[Structured figure records]
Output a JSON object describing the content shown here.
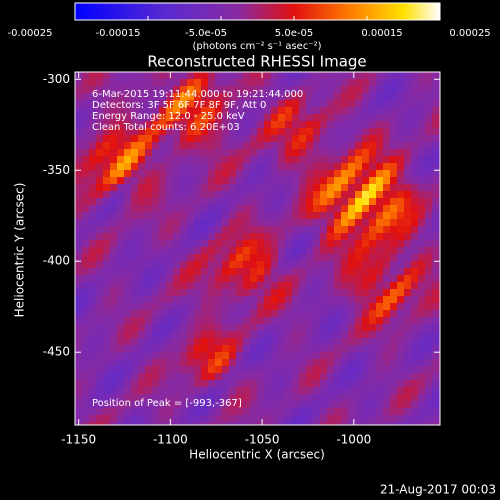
{
  "chart_data": {
    "type": "image",
    "title": "Reconstructed RHESSI Image",
    "x_label": "Heliocentric X (arcsec)",
    "y_label": "Heliocentric Y (arcsec)",
    "xlim": [
      -1152,
      -953
    ],
    "ylim": [
      -490,
      -296
    ],
    "xticks": [
      -1150,
      -1100,
      -1050,
      -1000
    ],
    "yticks": [
      -450,
      -400,
      -350,
      -300
    ],
    "colorbar": {
      "label": "(photons cm⁻² s⁻¹ asec⁻²)",
      "lim": [
        -0.00025,
        0.00025
      ],
      "ticks": [
        {
          "value": -0.00025,
          "label": "-0.00025"
        },
        {
          "value": -0.00015,
          "label": "-0.00015"
        },
        {
          "value": -5e-05,
          "label": "-5.0e-05"
        },
        {
          "value": 5e-05,
          "label": "5.0e-05"
        },
        {
          "value": 0.00015,
          "label": "0.00015"
        },
        {
          "value": 0.00025,
          "label": "0.00025"
        }
      ]
    },
    "annotations": [
      "6-Mar-2015 19:11:44.000 to 19:21:44.000",
      "Detectors: 3F 5F 6F 7F 8F 9F, Att 0",
      "Energy Range: 12.0 - 25.0 keV",
      "Clean      Total counts: 6.20E+03",
      "Position of Peak = [-993,-367]"
    ],
    "footer": "21-Aug-2017 00:03"
  }
}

*PROBLEM STATEMENT*.
Using the records above, copy each line that contains "Heliocentric".

*WRITTEN REPLY*.
    "x_label": "Heliocentric X (arcsec)",
    "y_label": "Heliocentric Y (arcsec)",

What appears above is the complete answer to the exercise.